> [Brief]
Leave out the pictures and copy every record exactly.

> [Information given]
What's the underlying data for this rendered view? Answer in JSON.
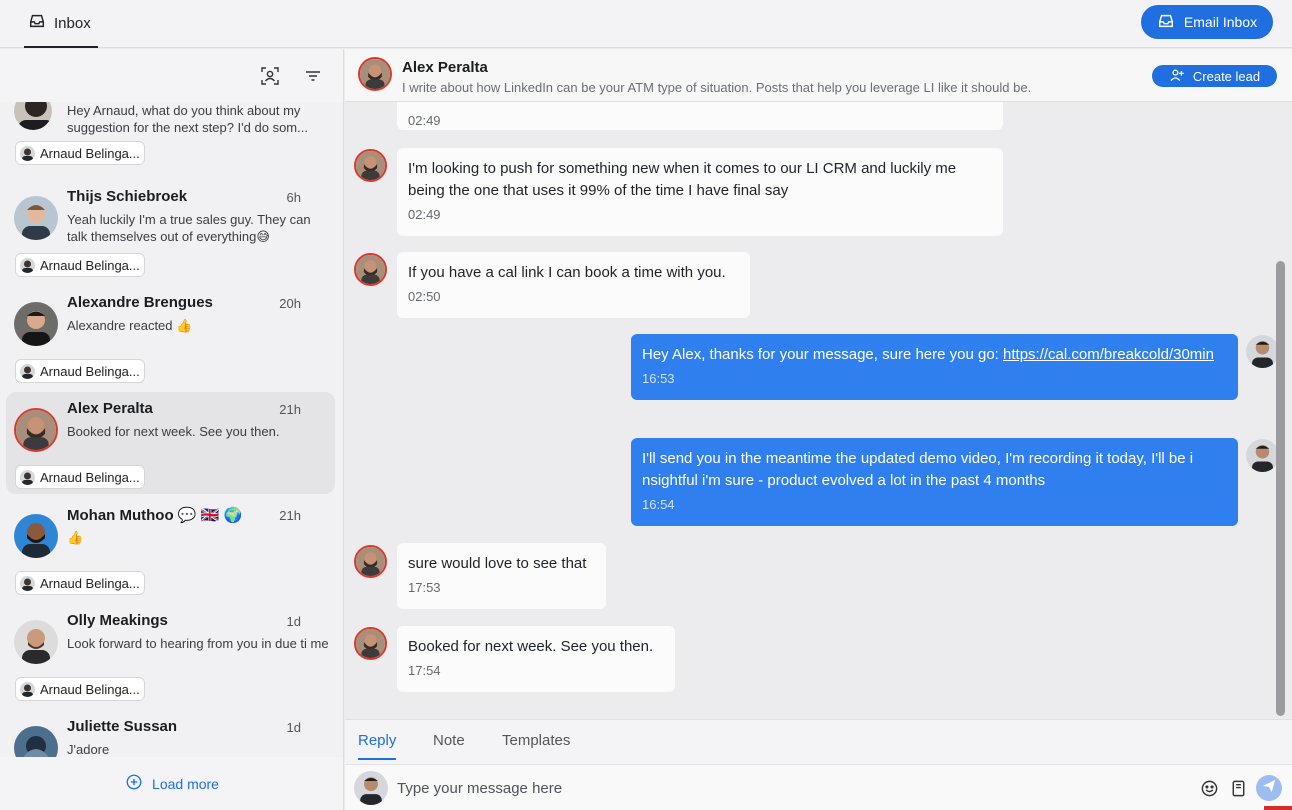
{
  "topbar": {
    "tab_label": "Inbox",
    "email_inbox_label": "Email Inbox",
    "icons": [
      "inbox-tray-icon",
      "mail-tray-icon"
    ]
  },
  "sidebar": {
    "tool_icons": [
      "contact-filter-icon",
      "filter-lines-icon"
    ],
    "conversations": [
      {
        "name": "",
        "time": "",
        "preview": "Hey Arnaud, what do you think about my suggestion for the next step? I'd do som...",
        "owner": "Arnaud Belinga...",
        "active": false
      },
      {
        "name": "Thijs Schiebroek",
        "time": "6h",
        "preview": "Yeah luckily I'm a true sales guy. They can talk themselves out of everything😅",
        "owner": "Arnaud Belinga...",
        "active": false
      },
      {
        "name": "Alexandre Brengues",
        "time": "20h",
        "preview": "Alexandre reacted 👍",
        "owner": "Arnaud Belinga...",
        "active": false
      },
      {
        "name": "Alex Peralta",
        "time": "21h",
        "preview": "Booked for next week. See you then.",
        "owner": "Arnaud Belinga...",
        "active": true
      },
      {
        "name": "Mohan Muthoo 💬 🇬🇧 🌍",
        "time": "21h",
        "preview": "👍",
        "owner": "Arnaud Belinga...",
        "active": false
      },
      {
        "name": "Olly Meakings",
        "time": "1d",
        "preview": "Look forward to hearing from you in due ti me",
        "owner": "Arnaud Belinga...",
        "active": false
      },
      {
        "name": "Juliette Sussan",
        "time": "1d",
        "preview": "J'adore",
        "owner": "",
        "active": false
      }
    ],
    "load_more_label": "Load more"
  },
  "chat": {
    "contact_name": "Alex Peralta",
    "contact_headline": "I write about how LinkedIn can be your ATM type of situation. Posts that help you leverage LI like it should be.",
    "create_lead_label": "Create lead",
    "messages": [
      {
        "direction": "in",
        "text": "",
        "time": "02:49"
      },
      {
        "direction": "in",
        "text": "I'm looking to push for something new when it comes to our LI CRM and luckily me being the one that uses it 99% of the time I have final say",
        "time": "02:49"
      },
      {
        "direction": "in",
        "text": "If you have a cal link I can book a time with you.",
        "time": "02:50"
      },
      {
        "direction": "out",
        "text": "Hey Alex, thanks for your message, sure here you go: ",
        "link": "https://cal.com/breakcold/30min",
        "time": "16:53"
      },
      {
        "direction": "out",
        "text": "I'll send you in the meantime the updated demo video, I'm recording it today, I'll be i nsightful i'm sure - product evolved a lot in the past 4 months",
        "time": "16:54"
      },
      {
        "direction": "in",
        "text": "sure would love to see that",
        "time": "17:53"
      },
      {
        "direction": "in",
        "text": "Booked for next week. See you then.",
        "time": "17:54"
      }
    ]
  },
  "composer": {
    "tabs": [
      "Reply",
      "Note",
      "Templates"
    ],
    "active_tab": "Reply",
    "placeholder": "Type your message here",
    "icons": [
      "emoji-icon",
      "template-file-icon",
      "send-icon"
    ]
  },
  "colors": {
    "accent": "#1f6fe0",
    "outgoing_bubble": "#2f7fef",
    "incoming_bubble": "#fbfbfc",
    "presence_ring": "#d93b2b"
  }
}
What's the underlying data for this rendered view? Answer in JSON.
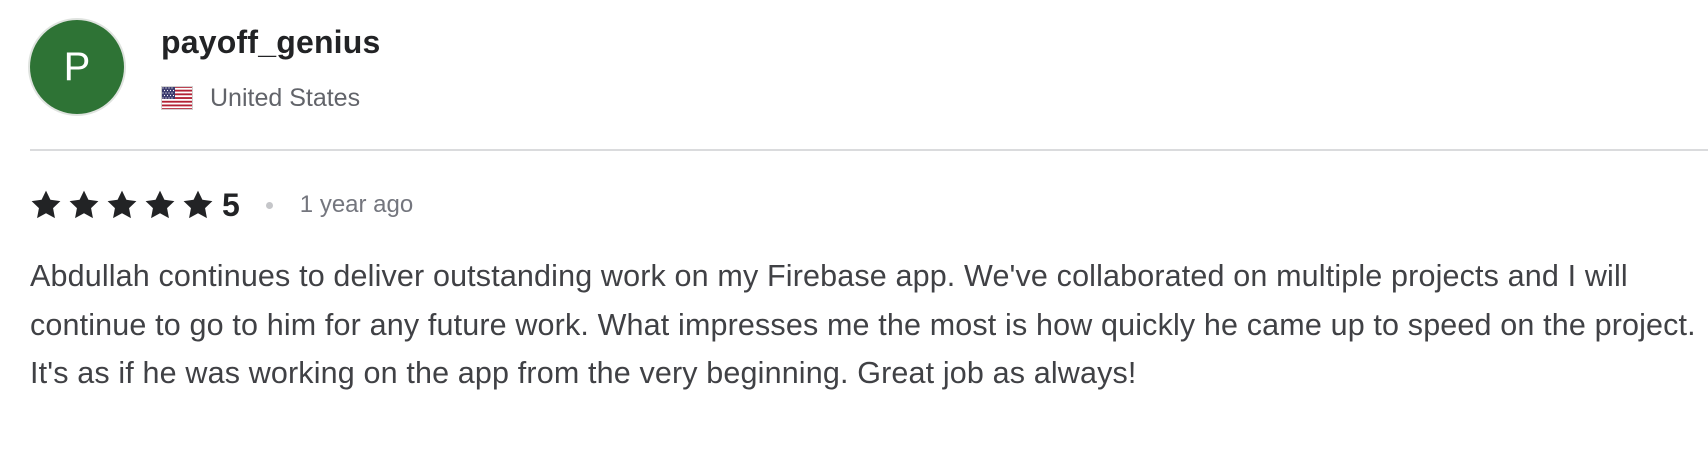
{
  "reviewer": {
    "avatar_letter": "P",
    "avatar_color": "#2e7335",
    "username": "payoff_genius",
    "country": "United States",
    "flag_icon": "us-flag-icon"
  },
  "rating": {
    "stars": 5,
    "max_stars": 5,
    "value": "5",
    "star_icon": "star-icon",
    "star_color": "#222325"
  },
  "meta": {
    "time_ago": "1 year ago"
  },
  "review": {
    "text": "Abdullah continues to deliver outstanding work on my Firebase app. We've collaborated on multiple projects and I will continue to go to him for any future work. What impresses me the most is how quickly he came up to speed on the project. It's as if he was working on the app from the very beginning. Great job as always!"
  }
}
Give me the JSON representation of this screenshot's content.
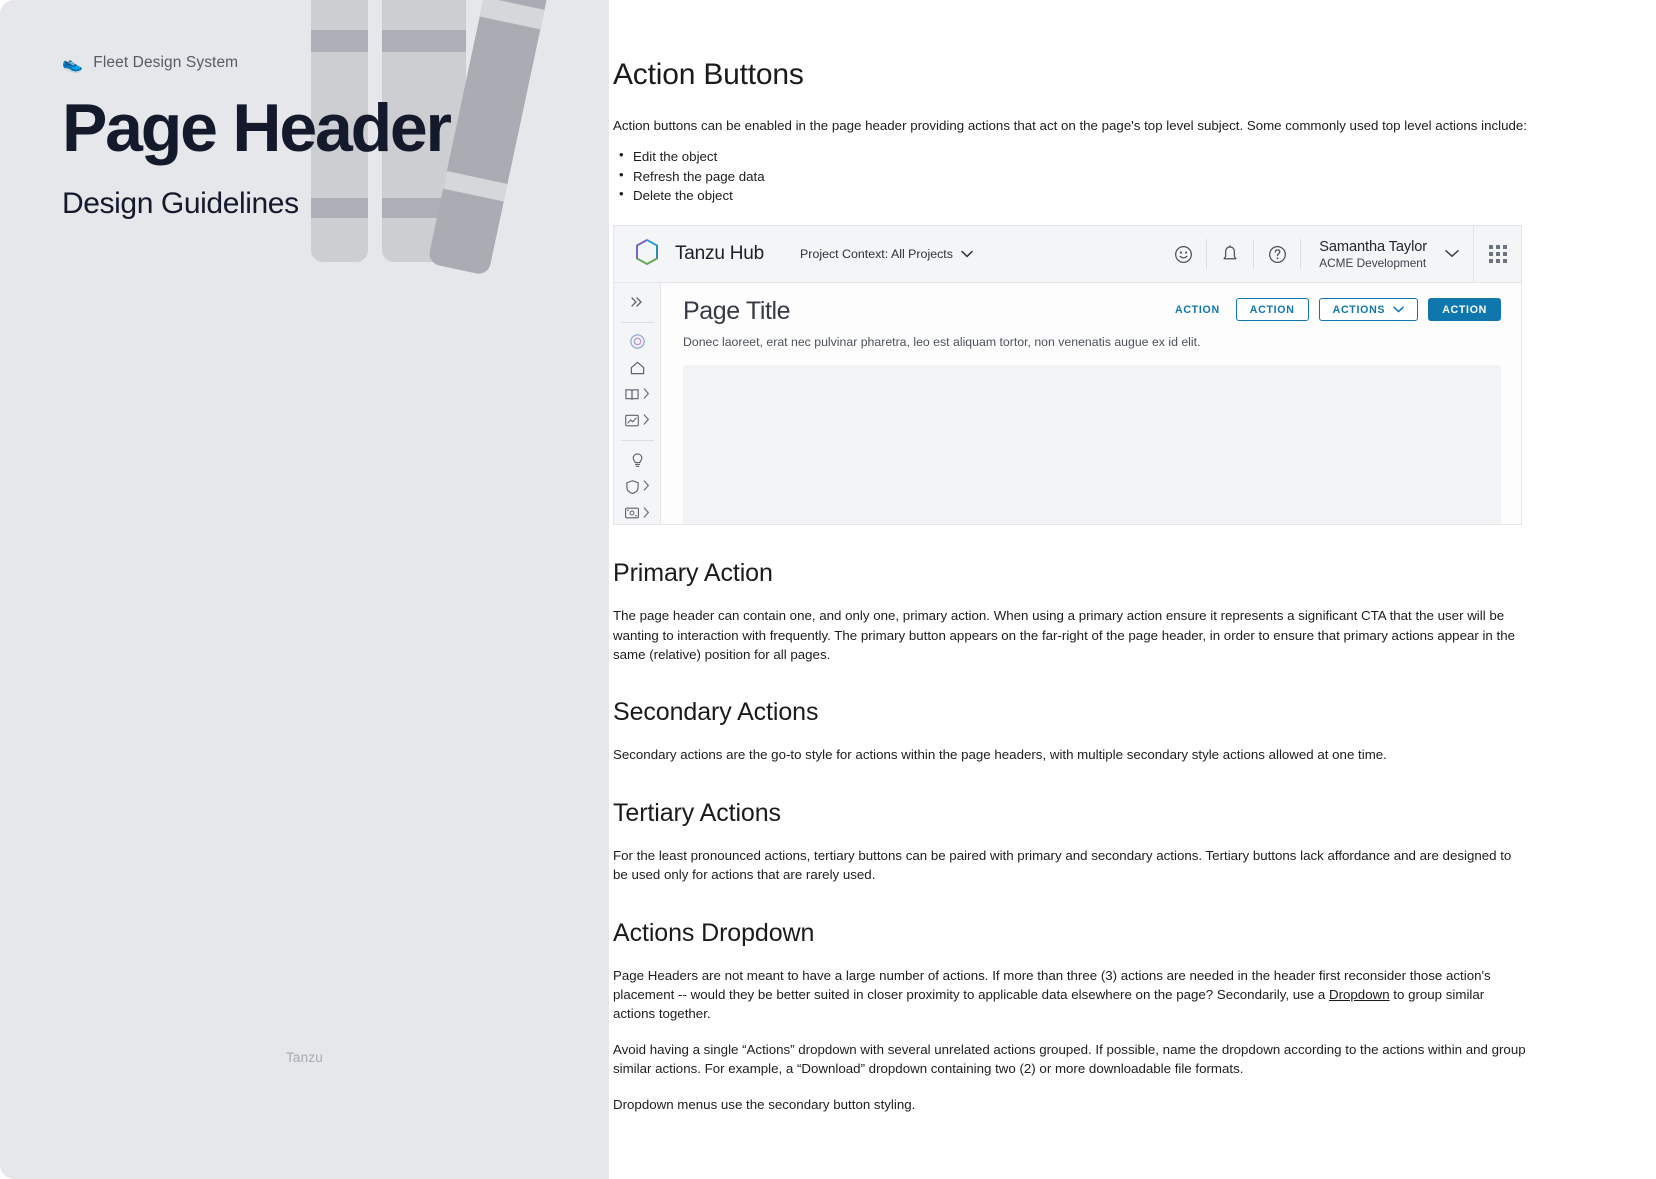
{
  "cover": {
    "eyebrow": "Fleet Design System",
    "eyebrow_icon": "sneaker-icon",
    "title": "Page Header",
    "subtitle": "Design Guidelines",
    "footer": "Tanzu"
  },
  "doc": {
    "h1": "Action Buttons",
    "intro": "Action buttons can be enabled in the page header providing actions that act on the page's top level subject. Some commonly used top level actions include:",
    "bullets": [
      "Edit the object",
      "Refresh the page data",
      "Delete the object"
    ],
    "sections": [
      {
        "heading": "Primary Action",
        "body": "The page header can contain one, and only one, primary action. When using a primary action ensure it represents a significant CTA that the user will be wanting to interaction with frequently. The primary button appears on the far-right of the page header, in order to ensure that primary actions appear in the same (relative) position for all pages."
      },
      {
        "heading": "Secondary Actions",
        "body": "Secondary actions are the go-to style for actions within the page headers, with multiple secondary style actions allowed at one time."
      },
      {
        "heading": "Tertiary Actions",
        "body": "For the least pronounced actions, tertiary buttons can be paired with primary and secondary actions. Tertiary buttons lack affordance and are designed to be used only for actions that are rarely used."
      }
    ],
    "dropdown_section": {
      "heading": "Actions Dropdown",
      "p1_before": "Page Headers are not meant to have a large number of actions. If more than three (3) actions are needed in the header first reconsider those action's placement -- would they be better suited in closer proximity to applicable data elsewhere on the page? Secondarily, use a ",
      "p1_link": "Dropdown",
      "p1_after": " to group similar actions together.",
      "p2": "Avoid having a single “Actions” dropdown with several unrelated actions grouped. If possible, name the dropdown according to the actions within and group similar actions. For example, a “Download” dropdown containing two (2) or more downloadable file formats.",
      "p3": "Dropdown menus use the secondary button styling."
    }
  },
  "appmock": {
    "brand": "Tanzu Hub",
    "brand_logo": "tanzu-hexagon-logo",
    "project_context": "Project Context: All Projects",
    "top_icons": [
      "smiley-icon",
      "bell-icon",
      "help-icon"
    ],
    "user": {
      "name": "Samantha Taylor",
      "org": "ACME Development"
    },
    "apps_grid_icon": "apps-grid-icon",
    "rail": [
      {
        "icon": "double-chevron-right-icon",
        "expandable": false
      },
      {
        "icon": "target-circle-icon",
        "expandable": false
      },
      {
        "icon": "home-icon",
        "expandable": false
      },
      {
        "icon": "book-icon",
        "expandable": true
      },
      {
        "icon": "chart-icon",
        "expandable": true
      },
      {
        "icon": "lightbulb-icon",
        "expandable": false
      },
      {
        "icon": "shield-icon",
        "expandable": true
      },
      {
        "icon": "card-icon",
        "expandable": true
      }
    ],
    "page_title": "Page Title",
    "page_subtitle": "Donec laoreet, erat nec pulvinar pharetra, leo est aliquam tortor, non venenatis augue ex id elit.",
    "buttons": {
      "tertiary": "ACTION",
      "secondary": "ACTION",
      "dropdown": "ACTIONS",
      "primary": "ACTION"
    }
  },
  "colors": {
    "accent_blue": "#0f77ad",
    "cover_bg": "#e5e7ea",
    "title_navy": "#141a2b"
  }
}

> [Full answer]
What's the underlying data for this rendered view? Answer in JSON.
{
  "topbar": {
    "tab_label": "Inbox",
    "email_inbox_label": "Email Inbox",
    "icons": [
      "inbox-tray-icon",
      "mail-tray-icon"
    ]
  },
  "sidebar": {
    "tool_icons": [
      "contact-filter-icon",
      "filter-lines-icon"
    ],
    "conversations": [
      {
        "name": "",
        "time": "",
        "preview": "Hey Arnaud, what do you think about my suggestion for the next step? I'd do som...",
        "owner": "Arnaud Belinga...",
        "active": false
      },
      {
        "name": "Thijs Schiebroek",
        "time": "6h",
        "preview": "Yeah luckily I'm a true sales guy. They can talk themselves out of everything😅",
        "owner": "Arnaud Belinga...",
        "active": false
      },
      {
        "name": "Alexandre Brengues",
        "time": "20h",
        "preview": "Alexandre reacted 👍",
        "owner": "Arnaud Belinga...",
        "active": false
      },
      {
        "name": "Alex Peralta",
        "time": "21h",
        "preview": "Booked for next week. See you then.",
        "owner": "Arnaud Belinga...",
        "active": true
      },
      {
        "name": "Mohan Muthoo 💬 🇬🇧 🌍",
        "time": "21h",
        "preview": "👍",
        "owner": "Arnaud Belinga...",
        "active": false
      },
      {
        "name": "Olly Meakings",
        "time": "1d",
        "preview": "Look forward to hearing from you in due ti me",
        "owner": "Arnaud Belinga...",
        "active": false
      },
      {
        "name": "Juliette Sussan",
        "time": "1d",
        "preview": "J'adore",
        "owner": "",
        "active": false
      }
    ],
    "load_more_label": "Load more"
  },
  "chat": {
    "contact_name": "Alex Peralta",
    "contact_headline": "I write about how LinkedIn can be your ATM type of situation. Posts that help you leverage LI like it should be.",
    "create_lead_label": "Create lead",
    "messages": [
      {
        "direction": "in",
        "text": "",
        "time": "02:49"
      },
      {
        "direction": "in",
        "text": "I'm looking to push for something new when it comes to our LI CRM and luckily me being the one that uses it 99% of the time I have final say",
        "time": "02:49"
      },
      {
        "direction": "in",
        "text": "If you have a cal link I can book a time with you.",
        "time": "02:50"
      },
      {
        "direction": "out",
        "text": "Hey Alex, thanks for your message, sure here you go: ",
        "link": "https://cal.com/breakcold/30min",
        "time": "16:53"
      },
      {
        "direction": "out",
        "text": "I'll send you in the meantime the updated demo video, I'm recording it today, I'll be i nsightful i'm sure - product evolved a lot in the past 4 months",
        "time": "16:54"
      },
      {
        "direction": "in",
        "text": "sure would love to see that",
        "time": "17:53"
      },
      {
        "direction": "in",
        "text": "Booked for next week. See you then.",
        "time": "17:54"
      }
    ]
  },
  "composer": {
    "tabs": [
      "Reply",
      "Note",
      "Templates"
    ],
    "active_tab": "Reply",
    "placeholder": "Type your message here",
    "icons": [
      "emoji-icon",
      "template-file-icon",
      "send-icon"
    ]
  },
  "colors": {
    "accent": "#1f6fe0",
    "outgoing_bubble": "#2f7fef",
    "incoming_bubble": "#fbfbfc",
    "presence_ring": "#d93b2b"
  }
}
What's the underlying data for this rendered view? Answer in JSON.
{
  "reviewer": {
    "avatar_letter": "P",
    "avatar_color": "#2e7335",
    "username": "payoff_genius",
    "country": "United States",
    "flag_icon": "us-flag-icon"
  },
  "rating": {
    "stars": 5,
    "max_stars": 5,
    "value": "5",
    "star_icon": "star-icon",
    "star_color": "#222325"
  },
  "meta": {
    "time_ago": "1 year ago"
  },
  "review": {
    "text": "Abdullah continues to deliver outstanding work on my Firebase app. We've collaborated on multiple projects and I will continue to go to him for any future work. What impresses me the most is how quickly he came up to speed on the project. It's as if he was working on the app from the very beginning. Great job as always!"
  }
}
Give me the JSON representation of this screenshot's content.
{
  "cover": {
    "eyebrow": "Fleet Design System",
    "eyebrow_icon": "sneaker-icon",
    "title": "Page Header",
    "subtitle": "Design Guidelines",
    "footer": "Tanzu"
  },
  "doc": {
    "h1": "Action Buttons",
    "intro": "Action buttons can be enabled in the page header providing actions that act on the page's top level subject. Some commonly used top level actions include:",
    "bullets": [
      "Edit the object",
      "Refresh the page data",
      "Delete the object"
    ],
    "sections": [
      {
        "heading": "Primary Action",
        "body": "The page header can contain one, and only one, primary action. When using a primary action ensure it represents a significant CTA that the user will be wanting to interaction with frequently. The primary button appears on the far-right of the page header, in order to ensure that primary actions appear in the same (relative) position for all pages."
      },
      {
        "heading": "Secondary Actions",
        "body": "Secondary actions are the go-to style for actions within the page headers, with multiple secondary style actions allowed at one time."
      },
      {
        "heading": "Tertiary Actions",
        "body": "For the least pronounced actions, tertiary buttons can be paired with primary and secondary actions. Tertiary buttons lack affordance and are designed to be used only for actions that are rarely used."
      }
    ],
    "dropdown_section": {
      "heading": "Actions Dropdown",
      "p1_before": "Page Headers are not meant to have a large number of actions. If more than three (3) actions are needed in the header first reconsider those action's placement -- would they be better suited in closer proximity to applicable data elsewhere on the page? Secondarily, use a ",
      "p1_link": "Dropdown",
      "p1_after": " to group similar actions together.",
      "p2": "Avoid having a single “Actions” dropdown with several unrelated actions grouped. If possible, name the dropdown according to the actions within and group similar actions. For example, a “Download” dropdown containing two (2) or more downloadable file formats.",
      "p3": "Dropdown menus use the secondary button styling."
    }
  },
  "appmock": {
    "brand": "Tanzu Hub",
    "brand_logo": "tanzu-hexagon-logo",
    "project_context": "Project Context: All Projects",
    "top_icons": [
      "smiley-icon",
      "bell-icon",
      "help-icon"
    ],
    "user": {
      "name": "Samantha Taylor",
      "org": "ACME Development"
    },
    "apps_grid_icon": "apps-grid-icon",
    "rail": [
      {
        "icon": "double-chevron-right-icon",
        "expandable": false
      },
      {
        "icon": "target-circle-icon",
        "expandable": false
      },
      {
        "icon": "home-icon",
        "expandable": false
      },
      {
        "icon": "book-icon",
        "expandable": true
      },
      {
        "icon": "chart-icon",
        "expandable": true
      },
      {
        "icon": "lightbulb-icon",
        "expandable": false
      },
      {
        "icon": "shield-icon",
        "expandable": true
      },
      {
        "icon": "card-icon",
        "expandable": true
      }
    ],
    "page_title": "Page Title",
    "page_subtitle": "Donec laoreet, erat nec pulvinar pharetra, leo est aliquam tortor, non venenatis augue ex id elit.",
    "buttons": {
      "tertiary": "ACTION",
      "secondary": "ACTION",
      "dropdown": "ACTIONS",
      "primary": "ACTION"
    }
  },
  "colors": {
    "accent_blue": "#0f77ad",
    "cover_bg": "#e5e7ea",
    "title_navy": "#141a2b"
  }
}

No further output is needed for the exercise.